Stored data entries
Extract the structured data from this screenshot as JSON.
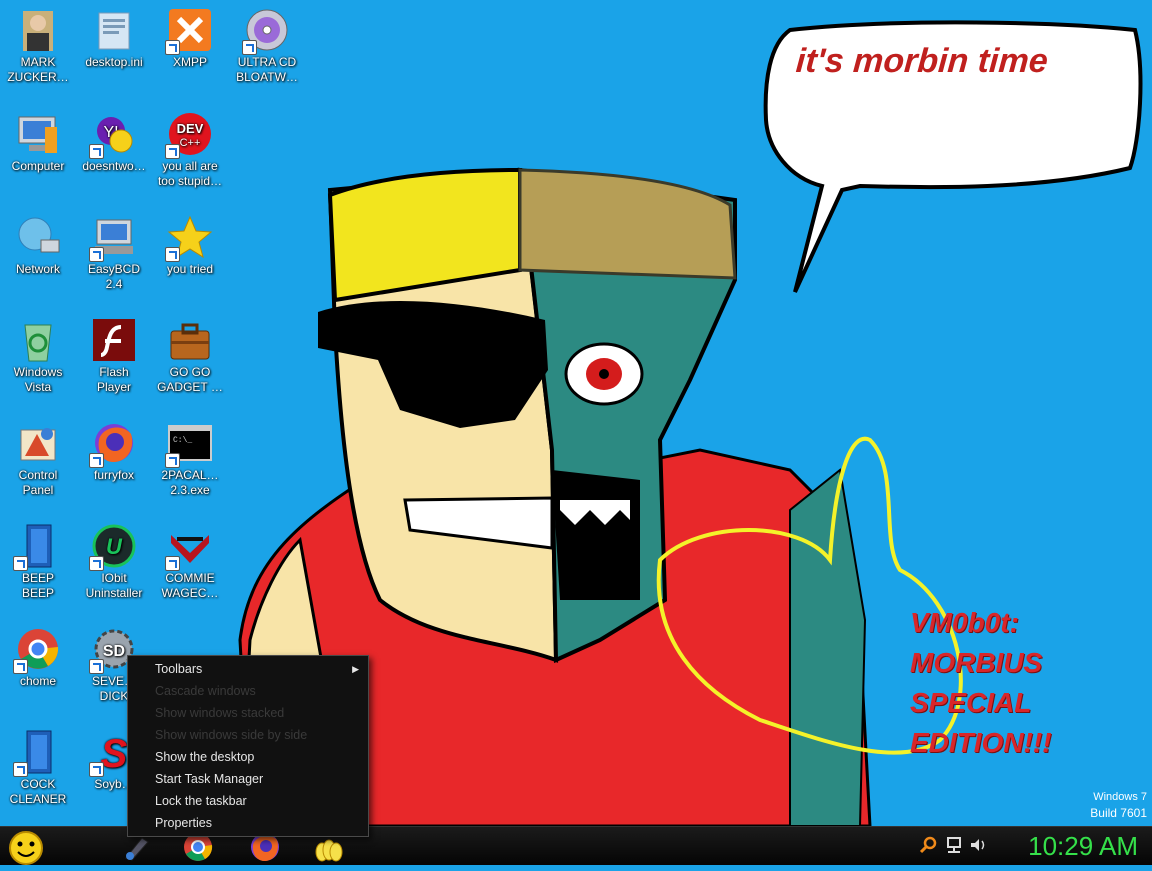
{
  "desktop": {
    "icons": [
      {
        "label": "MARK\nZUCKER…",
        "icon": "portrait-icon"
      },
      {
        "label": "desktop.ini",
        "icon": "config-file-icon"
      },
      {
        "label": "XMPP",
        "icon": "xampp-icon"
      },
      {
        "label": "ULTRA CD\nBLOATW…",
        "icon": "cd-icon"
      },
      {
        "label": "Computer",
        "icon": "computer-icon"
      },
      {
        "label": "doesntwo…",
        "icon": "yahoo-messenger-icon"
      },
      {
        "label": "you all are\ntoo stupid…",
        "icon": "dev-cpp-icon"
      },
      {
        "label": "Network",
        "icon": "network-icon"
      },
      {
        "label": "EasyBCD\n2.4",
        "icon": "easybcd-icon"
      },
      {
        "label": "you tried",
        "icon": "star-icon"
      },
      {
        "label": "Windows\nVista",
        "icon": "recycle-bin-icon"
      },
      {
        "label": "Flash\nPlayer",
        "icon": "flash-icon"
      },
      {
        "label": "GO GO\nGADGET …",
        "icon": "briefcase-icon"
      },
      {
        "label": "Control\nPanel",
        "icon": "control-panel-icon"
      },
      {
        "label": "furryfox",
        "icon": "firefox-icon"
      },
      {
        "label": "2PACAL…\n2.3.exe",
        "icon": "console-icon"
      },
      {
        "label": "BEEP\nBEEP",
        "icon": "blue-book-icon"
      },
      {
        "label": "IObit\nUninstaller",
        "icon": "iobit-icon"
      },
      {
        "label": "COMMIE\nWAGEC…",
        "icon": "commie-icon"
      },
      {
        "label": "chome",
        "icon": "chrome-icon"
      },
      {
        "label": "SEVE…\nDICK",
        "icon": "gear-sd-icon"
      },
      {
        "label": "COCK\nCLEANER",
        "icon": "blue-book-icon"
      },
      {
        "label": "Soyb…",
        "icon": "red-s-icon"
      }
    ]
  },
  "wallpaper": {
    "speech_text": "it's morbin time",
    "edition_lines": [
      "VM0b0t:",
      "MORBIUS",
      "SPECIAL",
      "EDITION!!!"
    ]
  },
  "context_menu": {
    "items": [
      {
        "label": "Toolbars",
        "enabled": true,
        "submenu": true
      },
      {
        "label": "Cascade windows",
        "enabled": false
      },
      {
        "label": "Show windows stacked",
        "enabled": false
      },
      {
        "label": "Show windows side by side",
        "enabled": false
      },
      {
        "label": "Show the desktop",
        "enabled": true
      },
      {
        "label": "Start Task Manager",
        "enabled": true
      },
      {
        "label": "Lock the taskbar",
        "enabled": true
      },
      {
        "label": "Properties",
        "enabled": true
      }
    ]
  },
  "taskbar": {
    "start_icon": "smiley-start-icon",
    "pinned": [
      "paint-icon",
      "chrome-icon",
      "firefox-icon",
      "folder-icon"
    ],
    "tray": [
      "search-icon",
      "network-tray-icon",
      "volume-icon"
    ],
    "clock": "10:29 AM"
  },
  "watermark": {
    "line1": "Windows 7",
    "line2": "Build 7601"
  },
  "colors": {
    "desktop_bg": "#1aa3e8",
    "clock": "#35e04a",
    "speech_text": "#c0201e",
    "edition_text": "#d8262a"
  }
}
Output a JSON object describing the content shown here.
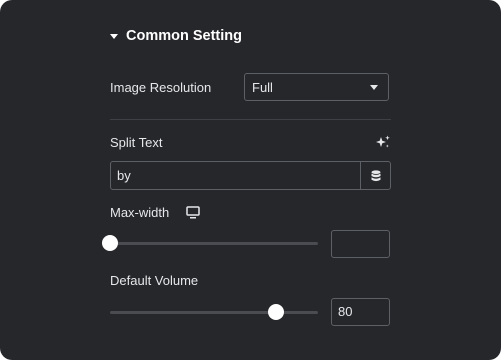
{
  "section": {
    "title": "Common Setting"
  },
  "image_resolution": {
    "label": "Image Resolution",
    "selected": "Full"
  },
  "split_text": {
    "label": "Split Text",
    "value": "by"
  },
  "max_width": {
    "label": "Max-width",
    "slider_fraction": 0.0,
    "value": ""
  },
  "default_volume": {
    "label": "Default Volume",
    "slider_fraction": 0.8,
    "value": "80"
  },
  "colors": {
    "panel_bg": "#26272b",
    "border": "#5d6067",
    "text": "#e6e7e9",
    "slider_track": "#4a4c52",
    "slider_thumb": "#ffffff"
  },
  "icons": {
    "section_toggle": "caret-down-icon",
    "select_arrow": "chevron-down-icon",
    "ai": "sparkle-icon",
    "dynamic_tags": "database-icon",
    "responsive": "desktop-monitor-icon"
  }
}
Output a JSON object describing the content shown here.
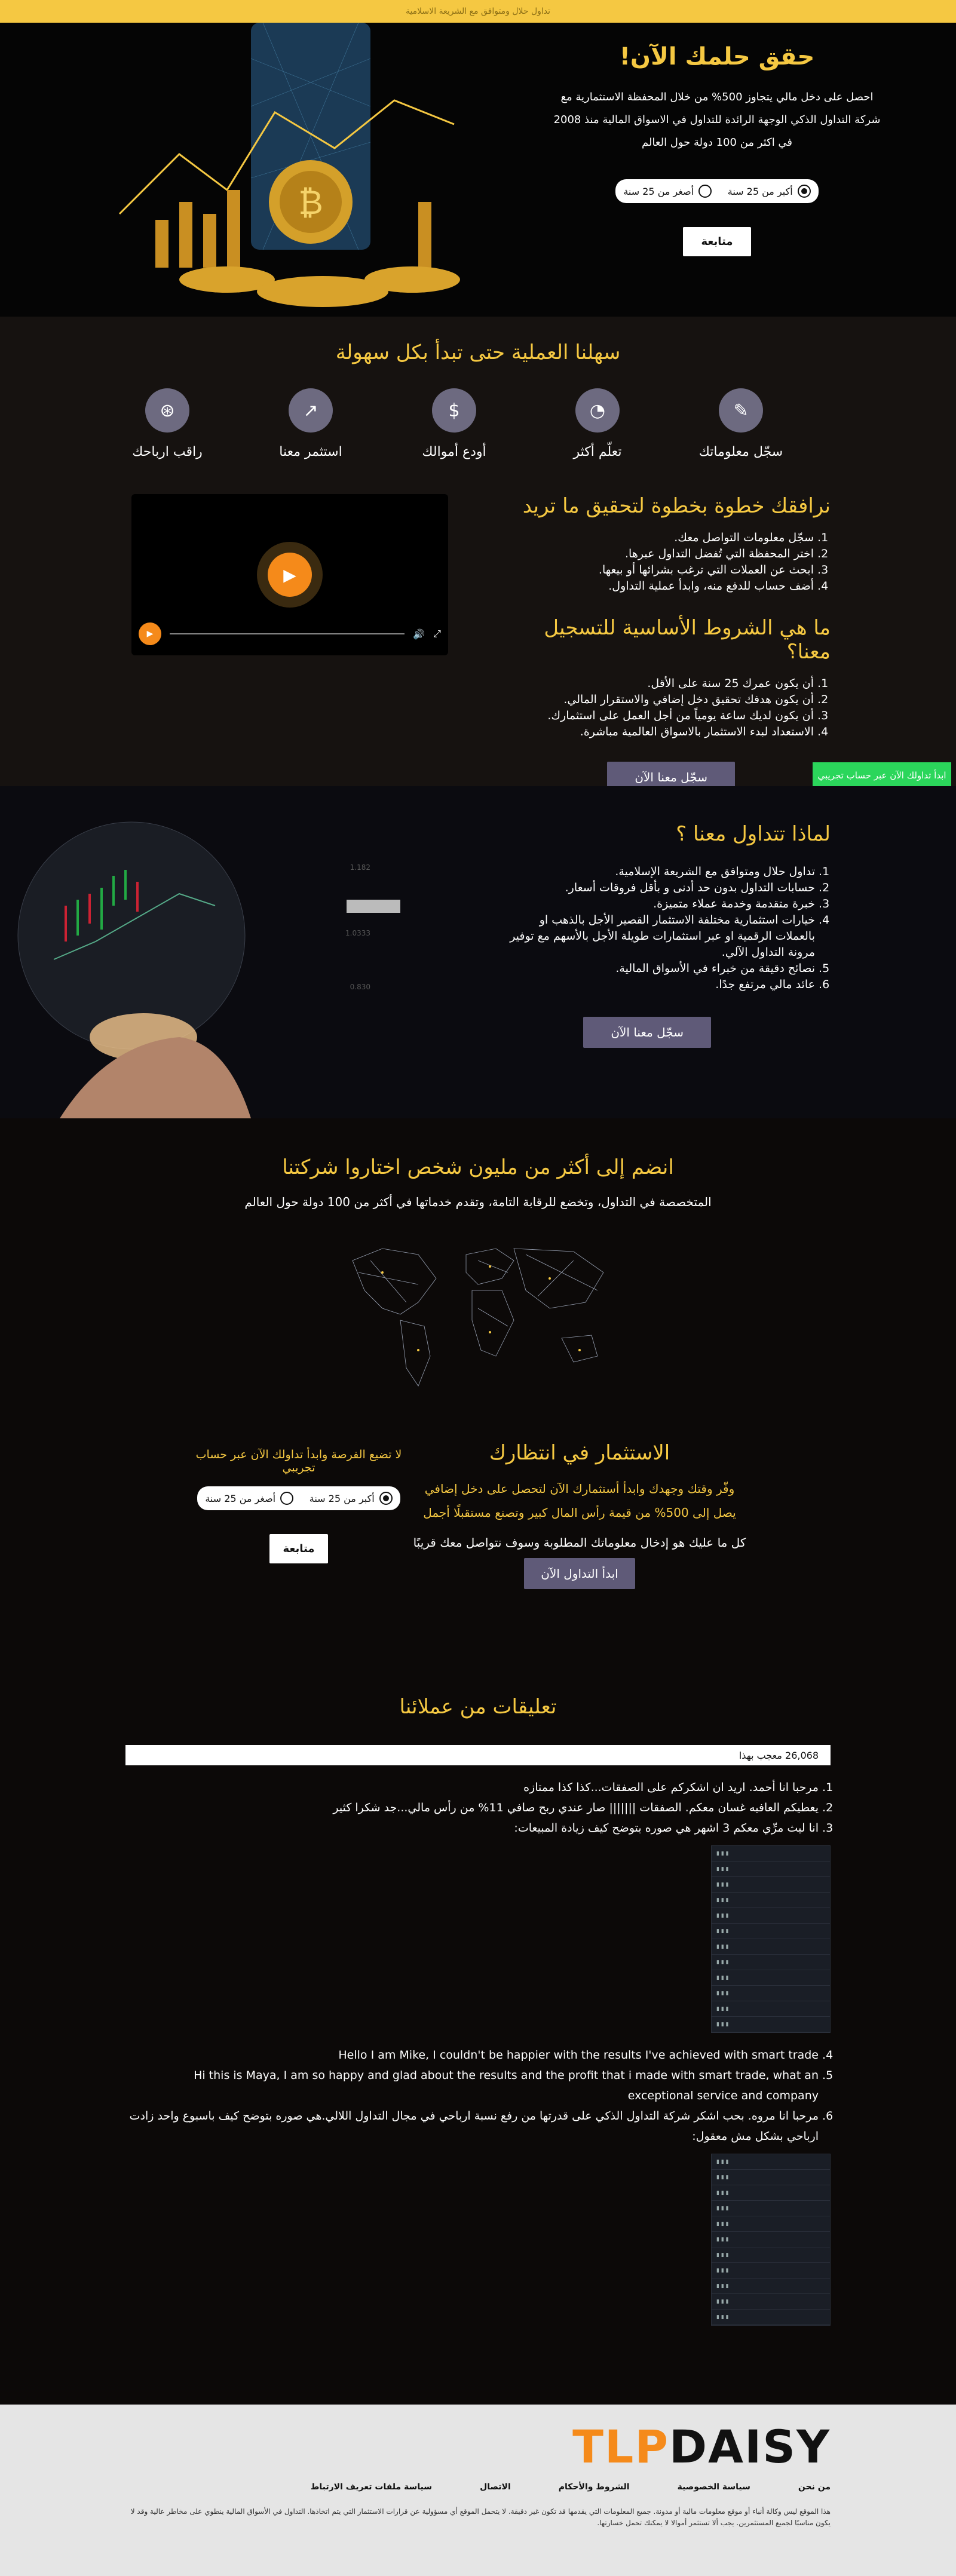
{
  "topbar": {
    "text": "تداول حلال ومتوافق مع الشريعة الاسلامية"
  },
  "hero": {
    "title": "حقق حلمك الآن!",
    "text": "احصل على دخل مالي يتجاوز 500% من خلال المحفظة الاستثمارية مع شركة التداول الذكي الوجهة الرائدة للتداول في الاسواق المالية منذ 2008 في اكثر من 100 دولة حول العالم",
    "opt_over": "أكبر من 25 سنة",
    "opt_under": "أصغر من 25 سنة",
    "button": "متابعة"
  },
  "how": {
    "title": "سهلنا العملية حتى تبدأ بكل سهولة",
    "steps": [
      {
        "label": "سجّل معلوماتك",
        "icon": "tools-icon"
      },
      {
        "label": "تعلّم أكثر",
        "icon": "pie-chart-icon"
      },
      {
        "label": "أودع أموالك",
        "icon": "money-icon"
      },
      {
        "label": "استثمر معنا",
        "icon": "line-chart-icon"
      },
      {
        "label": "راقب ارباحك",
        "icon": "dollar-search-icon"
      }
    ],
    "demo_button": "ابدأ تداولك الآن عبر حساب تجريبي",
    "step_title": "نرافقك خطوة بخطوة لتحقيق ما تريد",
    "step_items": [
      "سجّل معلومات التواصل معك.",
      "اختر المحفظة التي تُفضل التداول عبرها.",
      "ابحث عن العملات التي ترغب بشرائها أو بيعها.",
      "أضف حساب للدفع منه، وابدأ عملية التداول."
    ],
    "req_title": "ما هي الشروط الأساسية للتسجيل معنا؟",
    "req_items": [
      "أن يكون عمرك 25 سنة على الأقل.",
      "أن يكون هدفك تحقيق دخل إضافي والاستقرار المالي.",
      "أن يكون لديك ساعة يومياً من أجل العمل على استثمارك.",
      "الاستعداد لبدء الاستثمار بالاسواق العالمية مباشرة."
    ],
    "register": "سجّل معنا الآن"
  },
  "why": {
    "title": "لماذا تتداول معنا ؟",
    "items": [
      "تداول حلال ومتوافق مع الشريعة الإسلامية.",
      "حسابات التداول بدون حد أدنى و بأقل فروقات أسعار.",
      "خبرة متقدمة وخدمة عملاء متميزة.",
      "خيارات استثمارية مختلفة الاستثمار القصير الأجل بالذهب او بالعملات الرقمية او عبر استثمارات طويلة الأجل بالأسهم مع توفير مرونة التداول الآلي.",
      "نصائح دقيقة من خبراء في الأسواق المالية.",
      "عائد مالي مرتفع جدًا."
    ],
    "register": "سجّل معنا الآن"
  },
  "join": {
    "title": "انضم إلى أكثر من مليون شخص اختاروا شركتنا",
    "text": "المتخصصة في التداول، وتخضع للرقابة التامة، وتقدم خدماتها في أكثر من 100 دولة حول العالم"
  },
  "invest": {
    "title": "الاستثمار في انتظارك",
    "yellow": "وفّر وقتك وجهدك وابدأ أستثمارك الآن لتحصل على دخل إضافي يصل إلى 500% من قيمة رأس المال كبير وتصنع مستقبلًا أجمل",
    "white": "كل ما عليك هو إدخال معلوماتك المطلوبة وسوف نتواصل معك قريبًا",
    "button": "ابدأ التداول الآن",
    "left_text": "لا تضيع الفرصة وابدأ تداولك الآن عبر حساب تجريبي",
    "opt_over": "أكبر من 25 سنة",
    "opt_under": "أصغر من 25 سنة",
    "continue": "متابعة"
  },
  "reviews": {
    "title": "تعليقات من عملائنا",
    "likes": "26,068 معجب بهذا",
    "items": [
      "مرحبا انا أحمد. اريد ان اشكركم على الصفقات...كذا كذا ممتازه",
      "يعطيكم العافيه غسان معكم. الصفقات ||||||| صار عندي ربح صافي 11% من رأس مالي...جد شكرا كثير",
      "انا ليث مرِّي معكم 3 اشهر هي صوره بتوضح كيف زيادة المبيعات:",
      "Hello I am Mike, I couldn't be happier with the results I've achieved with smart trade",
      "Hi this is Maya, I am so happy and glad about the results and the profit that i made with smart trade, what an exceptional service and company",
      "مرحبا انا مروه. بحب اشكر شركة التداول الذكي على قدرتها من رفع نسبة ارباحي في مجال التداول اللالي.هي صوره بتوضح كيف باسبوع واحد زادت ارباحي بشكل مش معقول:"
    ]
  },
  "footer": {
    "logo_a": "TLP",
    "logo_b": "DAISY",
    "links": [
      "من نحن",
      "سياسة الخصوصية",
      "الشروط والأحكام",
      "الاتصال",
      "سياسة ملفات تعريف الارتباط"
    ],
    "disclaimer": "هذا الموقع ليس وكالة أنباء أو موقع معلومات مالية أو مدونة. جميع المعلومات التي يقدمها قد تكون غير دقيقة. لا يتحمل الموقع أي مسؤولية عن قرارات الاستثمار التي يتم اتخاذها. التداول في الأسواق المالية ينطوي على مخاطر عالية وقد لا يكون مناسبًا لجميع المستثمرين. يجب ألا تستثمر أموالا لا يمكنك تحمل خسارتها."
  }
}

## What you need to do
Please list every line of the records that contains "الشريعة".

## Answer below
    "text": "تداول حلال ومتوافق مع الشريعة الاسلامية"
      "تداول حلال ومتوافق مع الشريعة الإسلامية.",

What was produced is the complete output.